Text passage —
Do the results of in-vivo, short-term experiments1–3 reflect the processes that lead to apical root shortening during orthodontic treatment?
The influence of the results and, especially, the conclusions of previous in-vivo short-term experiments on our daily orthodontic clinical procedures and on the standard of care in orthodontics is immense. This Guest Editorial attempts to challenge the specialty by analyzing the results of such experiments and their clinical conclusions using different concepts.
For example, let us look at all the published material on this topic that studied the effect of different force levels applied to experimental and control teeth. These teeth were extracted after anywhere between 4 days up to 4 months of treatment and examined carefully using different methods. Almost all of the studies reported that the higher the force, the more root resorption was found, as if this was an inevitable outcome. These data serve as a milestone in our specialty. However, when this issue is examined carefully and with a critical eye, it seems that the resorption observed in different areas of the roots under the microscope was not necessarily the process that leads to apical root shortening, the process which is described frequently as the devastating and debilitating outcome of orthodontic tooth movement.
An article published in 1951 by Henry and Weinmann4 is worth rereading because it describes the pattern of resorption and repair of human cementum that is unrelated to orthodontics. They found that surface root resorption is found in more than 85% of normal teeth, and much more in the apical region. Most resorption lacunae were fully repaired and those that were partially repaired were probably on their way to becoming fully repaired. Further, all of the current in-vivo short-term experiments confirm this phenomenon in all of the control, extracted teeth. That means that for certain reasons, whether they be natural mesial drift, minute traumatic injury to the cementum, or other unknown reasons, a remodeling process is activated. This may protect the integrity of the cementum or represent a homeostatic relationship among the cementum, the periodontal ligament (PDL), and the bone.
Orthodontic force application alters the homeostasis of this environment. Fortunately, the cells, tissues, and organs are embedded with non-specific and specific defense mechanisms that are activated immediately upon detecting those changes. They do their best to bring back the homeostatic relationships to the cells, tissues, or organs. Each tissue reacts to these changes in its own way. The immediate local reaction of the calcified tissues on both sides of the PDL demonstrates major differences between the alveolar bone, which is stress-strain sensitive, and the cementum, which is not. On the bone side, stress and strain activate resorption and apposition processes, respectively, allowing the tooth to move in space. The cementum, however, reacts only by its remodeling process. In between, the PDL recovers by regenerating completely in its new location.

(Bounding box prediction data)

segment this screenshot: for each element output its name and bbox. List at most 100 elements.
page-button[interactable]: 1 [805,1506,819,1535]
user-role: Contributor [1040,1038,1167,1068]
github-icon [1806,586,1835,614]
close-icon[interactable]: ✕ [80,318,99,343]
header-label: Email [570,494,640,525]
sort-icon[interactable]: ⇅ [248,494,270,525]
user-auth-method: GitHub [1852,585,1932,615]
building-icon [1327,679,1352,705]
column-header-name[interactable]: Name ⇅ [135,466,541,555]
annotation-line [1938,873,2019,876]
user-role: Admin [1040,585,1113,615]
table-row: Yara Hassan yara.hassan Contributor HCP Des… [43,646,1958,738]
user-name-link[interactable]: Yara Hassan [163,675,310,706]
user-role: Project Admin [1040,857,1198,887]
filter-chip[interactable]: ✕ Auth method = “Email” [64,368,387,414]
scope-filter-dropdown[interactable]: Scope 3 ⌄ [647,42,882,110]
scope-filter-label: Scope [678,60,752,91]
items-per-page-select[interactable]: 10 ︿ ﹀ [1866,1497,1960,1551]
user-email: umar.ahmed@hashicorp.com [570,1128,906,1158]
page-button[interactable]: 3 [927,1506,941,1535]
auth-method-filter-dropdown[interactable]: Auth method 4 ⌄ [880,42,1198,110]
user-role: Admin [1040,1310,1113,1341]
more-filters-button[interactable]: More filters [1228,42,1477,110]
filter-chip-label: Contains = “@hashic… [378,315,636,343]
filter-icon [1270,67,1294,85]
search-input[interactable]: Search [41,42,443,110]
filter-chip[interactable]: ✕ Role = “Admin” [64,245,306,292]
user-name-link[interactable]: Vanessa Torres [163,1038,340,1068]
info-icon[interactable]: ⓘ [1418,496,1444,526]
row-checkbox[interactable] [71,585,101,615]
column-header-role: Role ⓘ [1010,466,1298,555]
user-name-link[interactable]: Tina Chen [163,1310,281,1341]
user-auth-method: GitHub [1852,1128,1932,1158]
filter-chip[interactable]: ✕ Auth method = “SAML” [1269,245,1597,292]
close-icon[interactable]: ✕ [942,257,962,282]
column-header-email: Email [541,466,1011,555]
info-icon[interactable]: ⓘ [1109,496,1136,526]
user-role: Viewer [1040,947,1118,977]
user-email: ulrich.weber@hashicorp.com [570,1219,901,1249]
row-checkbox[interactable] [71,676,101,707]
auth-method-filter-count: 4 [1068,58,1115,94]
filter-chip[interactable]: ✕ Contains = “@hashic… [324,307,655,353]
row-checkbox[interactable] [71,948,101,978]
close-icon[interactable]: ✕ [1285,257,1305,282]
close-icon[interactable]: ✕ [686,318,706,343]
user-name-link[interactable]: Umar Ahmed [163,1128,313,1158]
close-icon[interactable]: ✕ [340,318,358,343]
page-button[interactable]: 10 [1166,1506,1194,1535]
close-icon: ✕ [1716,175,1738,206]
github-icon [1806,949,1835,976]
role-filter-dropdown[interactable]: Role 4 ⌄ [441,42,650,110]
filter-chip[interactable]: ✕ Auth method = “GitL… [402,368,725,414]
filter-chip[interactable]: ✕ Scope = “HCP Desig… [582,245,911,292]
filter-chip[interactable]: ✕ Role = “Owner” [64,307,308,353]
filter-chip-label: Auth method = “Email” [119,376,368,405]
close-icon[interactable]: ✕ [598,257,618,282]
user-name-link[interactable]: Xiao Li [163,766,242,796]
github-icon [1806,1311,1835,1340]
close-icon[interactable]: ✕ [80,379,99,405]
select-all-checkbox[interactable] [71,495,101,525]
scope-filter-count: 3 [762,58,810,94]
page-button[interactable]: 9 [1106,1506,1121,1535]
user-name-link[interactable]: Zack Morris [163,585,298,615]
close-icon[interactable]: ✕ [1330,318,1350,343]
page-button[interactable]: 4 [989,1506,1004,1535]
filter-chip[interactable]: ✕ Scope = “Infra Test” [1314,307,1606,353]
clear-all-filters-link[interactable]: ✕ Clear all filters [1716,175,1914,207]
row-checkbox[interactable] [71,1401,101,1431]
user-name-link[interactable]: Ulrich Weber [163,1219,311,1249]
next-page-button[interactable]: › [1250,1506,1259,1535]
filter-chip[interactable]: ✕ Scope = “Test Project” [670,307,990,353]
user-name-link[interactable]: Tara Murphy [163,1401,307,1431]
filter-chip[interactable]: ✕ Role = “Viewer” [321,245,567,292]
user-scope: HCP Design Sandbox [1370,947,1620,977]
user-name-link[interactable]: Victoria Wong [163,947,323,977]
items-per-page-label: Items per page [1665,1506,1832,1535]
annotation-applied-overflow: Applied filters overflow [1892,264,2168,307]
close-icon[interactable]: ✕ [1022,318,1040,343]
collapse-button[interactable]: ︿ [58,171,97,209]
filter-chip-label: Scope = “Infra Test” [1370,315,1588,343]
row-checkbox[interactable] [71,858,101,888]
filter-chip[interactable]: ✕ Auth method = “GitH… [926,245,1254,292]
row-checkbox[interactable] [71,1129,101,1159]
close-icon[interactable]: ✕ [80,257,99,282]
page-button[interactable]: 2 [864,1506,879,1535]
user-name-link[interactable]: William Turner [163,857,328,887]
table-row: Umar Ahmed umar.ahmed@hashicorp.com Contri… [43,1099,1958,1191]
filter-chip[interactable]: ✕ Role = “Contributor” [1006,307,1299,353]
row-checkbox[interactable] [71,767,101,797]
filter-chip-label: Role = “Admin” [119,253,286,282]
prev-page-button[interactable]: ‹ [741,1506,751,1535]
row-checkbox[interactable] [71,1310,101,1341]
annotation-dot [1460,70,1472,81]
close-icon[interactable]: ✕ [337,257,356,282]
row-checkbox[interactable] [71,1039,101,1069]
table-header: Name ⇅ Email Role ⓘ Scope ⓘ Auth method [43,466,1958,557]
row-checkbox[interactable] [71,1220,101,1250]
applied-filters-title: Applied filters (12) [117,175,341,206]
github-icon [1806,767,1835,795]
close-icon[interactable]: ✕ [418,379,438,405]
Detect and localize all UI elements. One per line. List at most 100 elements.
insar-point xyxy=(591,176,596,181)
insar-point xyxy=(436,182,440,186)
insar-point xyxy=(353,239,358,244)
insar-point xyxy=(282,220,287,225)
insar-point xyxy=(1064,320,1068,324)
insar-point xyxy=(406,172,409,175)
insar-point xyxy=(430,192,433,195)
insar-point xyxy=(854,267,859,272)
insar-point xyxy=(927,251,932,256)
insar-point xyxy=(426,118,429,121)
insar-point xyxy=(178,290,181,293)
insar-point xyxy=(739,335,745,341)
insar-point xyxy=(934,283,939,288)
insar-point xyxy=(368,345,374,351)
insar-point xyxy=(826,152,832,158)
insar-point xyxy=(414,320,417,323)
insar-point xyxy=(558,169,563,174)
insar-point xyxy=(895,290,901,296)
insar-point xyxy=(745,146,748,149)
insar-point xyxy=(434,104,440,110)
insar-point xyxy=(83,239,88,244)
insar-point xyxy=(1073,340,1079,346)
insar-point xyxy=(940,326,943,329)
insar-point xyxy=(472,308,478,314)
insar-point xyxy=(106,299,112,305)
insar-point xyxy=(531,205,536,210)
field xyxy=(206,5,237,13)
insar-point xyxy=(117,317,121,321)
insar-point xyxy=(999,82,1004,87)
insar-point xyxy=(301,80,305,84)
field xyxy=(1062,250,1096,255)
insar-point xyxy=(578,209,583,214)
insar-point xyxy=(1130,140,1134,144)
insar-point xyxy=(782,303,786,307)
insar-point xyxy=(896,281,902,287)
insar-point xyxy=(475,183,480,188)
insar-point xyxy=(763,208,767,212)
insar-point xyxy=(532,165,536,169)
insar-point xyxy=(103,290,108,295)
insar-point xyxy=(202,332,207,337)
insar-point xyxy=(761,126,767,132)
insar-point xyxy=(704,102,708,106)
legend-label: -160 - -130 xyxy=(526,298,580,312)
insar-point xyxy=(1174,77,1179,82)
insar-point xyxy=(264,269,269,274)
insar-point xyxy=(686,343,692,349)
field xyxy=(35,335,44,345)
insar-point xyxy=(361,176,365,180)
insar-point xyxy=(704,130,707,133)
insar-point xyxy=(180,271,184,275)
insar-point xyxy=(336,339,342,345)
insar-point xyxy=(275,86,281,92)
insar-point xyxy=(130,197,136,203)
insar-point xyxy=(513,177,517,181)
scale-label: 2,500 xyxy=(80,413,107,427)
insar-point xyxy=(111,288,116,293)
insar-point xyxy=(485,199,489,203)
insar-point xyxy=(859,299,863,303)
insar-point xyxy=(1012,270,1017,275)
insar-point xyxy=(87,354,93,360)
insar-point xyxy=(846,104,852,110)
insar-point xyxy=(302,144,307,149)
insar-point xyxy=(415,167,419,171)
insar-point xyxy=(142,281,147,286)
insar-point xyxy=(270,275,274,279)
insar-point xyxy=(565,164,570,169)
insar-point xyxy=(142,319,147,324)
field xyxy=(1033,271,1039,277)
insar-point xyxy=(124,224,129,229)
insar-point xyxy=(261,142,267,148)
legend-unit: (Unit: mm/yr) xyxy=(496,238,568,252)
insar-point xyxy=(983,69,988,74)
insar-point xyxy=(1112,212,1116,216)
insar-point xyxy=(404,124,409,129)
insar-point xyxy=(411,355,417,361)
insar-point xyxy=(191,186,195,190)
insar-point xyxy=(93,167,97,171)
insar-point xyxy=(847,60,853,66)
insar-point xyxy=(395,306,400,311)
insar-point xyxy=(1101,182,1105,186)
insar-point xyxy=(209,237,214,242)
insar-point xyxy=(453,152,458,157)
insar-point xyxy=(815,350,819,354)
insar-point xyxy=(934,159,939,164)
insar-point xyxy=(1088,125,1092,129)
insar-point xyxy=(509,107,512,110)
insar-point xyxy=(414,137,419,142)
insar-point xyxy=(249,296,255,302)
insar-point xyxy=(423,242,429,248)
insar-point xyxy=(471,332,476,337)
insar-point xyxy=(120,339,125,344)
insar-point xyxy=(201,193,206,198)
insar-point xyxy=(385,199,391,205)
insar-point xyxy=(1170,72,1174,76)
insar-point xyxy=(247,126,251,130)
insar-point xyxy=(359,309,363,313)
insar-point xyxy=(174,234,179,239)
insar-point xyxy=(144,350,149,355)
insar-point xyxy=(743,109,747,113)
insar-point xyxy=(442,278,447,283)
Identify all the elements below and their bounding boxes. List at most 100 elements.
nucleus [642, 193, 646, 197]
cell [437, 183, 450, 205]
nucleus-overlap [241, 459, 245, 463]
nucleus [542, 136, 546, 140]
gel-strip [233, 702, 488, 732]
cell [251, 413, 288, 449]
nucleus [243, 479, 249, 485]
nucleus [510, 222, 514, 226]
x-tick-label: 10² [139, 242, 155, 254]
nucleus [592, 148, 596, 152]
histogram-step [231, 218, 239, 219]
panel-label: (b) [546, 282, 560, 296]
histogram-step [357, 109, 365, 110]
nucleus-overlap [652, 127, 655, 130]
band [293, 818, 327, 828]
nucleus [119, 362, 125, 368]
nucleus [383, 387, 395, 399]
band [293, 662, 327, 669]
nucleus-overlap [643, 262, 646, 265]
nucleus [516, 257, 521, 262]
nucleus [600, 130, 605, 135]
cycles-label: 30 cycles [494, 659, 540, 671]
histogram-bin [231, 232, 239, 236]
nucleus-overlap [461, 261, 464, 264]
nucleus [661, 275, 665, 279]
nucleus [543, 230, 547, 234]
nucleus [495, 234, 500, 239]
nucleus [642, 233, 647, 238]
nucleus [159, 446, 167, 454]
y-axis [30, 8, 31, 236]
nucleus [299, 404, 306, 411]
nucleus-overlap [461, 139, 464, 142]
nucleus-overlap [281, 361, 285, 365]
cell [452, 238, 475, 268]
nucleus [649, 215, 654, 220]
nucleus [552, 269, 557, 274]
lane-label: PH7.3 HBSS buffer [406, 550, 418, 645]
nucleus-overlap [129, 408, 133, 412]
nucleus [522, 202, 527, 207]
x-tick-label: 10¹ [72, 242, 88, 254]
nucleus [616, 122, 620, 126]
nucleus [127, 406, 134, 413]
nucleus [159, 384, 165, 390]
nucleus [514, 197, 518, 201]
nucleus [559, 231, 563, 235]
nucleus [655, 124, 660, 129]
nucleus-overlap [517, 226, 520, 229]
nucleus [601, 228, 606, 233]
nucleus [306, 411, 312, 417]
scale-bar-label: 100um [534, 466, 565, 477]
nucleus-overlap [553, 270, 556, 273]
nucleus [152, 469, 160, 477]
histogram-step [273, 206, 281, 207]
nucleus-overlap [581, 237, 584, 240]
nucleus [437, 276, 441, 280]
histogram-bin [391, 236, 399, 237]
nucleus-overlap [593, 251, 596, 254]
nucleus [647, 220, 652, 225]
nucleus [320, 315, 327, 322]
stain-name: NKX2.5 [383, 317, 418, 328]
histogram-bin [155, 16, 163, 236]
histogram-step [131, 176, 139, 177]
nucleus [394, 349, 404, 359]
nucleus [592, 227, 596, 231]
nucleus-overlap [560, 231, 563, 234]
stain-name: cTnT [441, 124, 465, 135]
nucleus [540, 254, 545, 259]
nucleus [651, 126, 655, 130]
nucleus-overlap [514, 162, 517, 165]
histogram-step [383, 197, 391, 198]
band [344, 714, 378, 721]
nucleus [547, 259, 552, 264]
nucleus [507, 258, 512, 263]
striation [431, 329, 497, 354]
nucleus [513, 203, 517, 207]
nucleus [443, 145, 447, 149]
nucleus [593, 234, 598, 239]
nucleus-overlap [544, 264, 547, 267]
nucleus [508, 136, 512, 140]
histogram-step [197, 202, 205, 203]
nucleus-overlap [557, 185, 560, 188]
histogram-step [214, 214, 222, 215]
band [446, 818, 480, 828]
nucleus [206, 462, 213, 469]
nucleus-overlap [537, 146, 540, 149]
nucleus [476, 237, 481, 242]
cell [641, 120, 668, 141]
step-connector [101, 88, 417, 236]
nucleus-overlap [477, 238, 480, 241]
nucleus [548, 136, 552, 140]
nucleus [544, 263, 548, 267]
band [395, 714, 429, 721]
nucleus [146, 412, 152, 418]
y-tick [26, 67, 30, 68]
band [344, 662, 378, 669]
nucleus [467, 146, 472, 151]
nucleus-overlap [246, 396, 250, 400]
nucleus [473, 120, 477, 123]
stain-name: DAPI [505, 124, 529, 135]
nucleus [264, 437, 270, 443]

Work instruction — Rewrite the text on apical root shortening starting at "The influence of" and ending at "using different concepts.", swapping "immense" for "considerable". None of this data is needed for what comes next.

Answer section —
The influence of the results and, especially, the conclusions of previous in-vivo short-term experiments on our daily orthodontic clinical procedures and on the standard of care in orthodontics is considerable. This Guest Editorial attempts to challenge the specialty by analyzing the results of such experiments and their clinical conclusions using different concepts.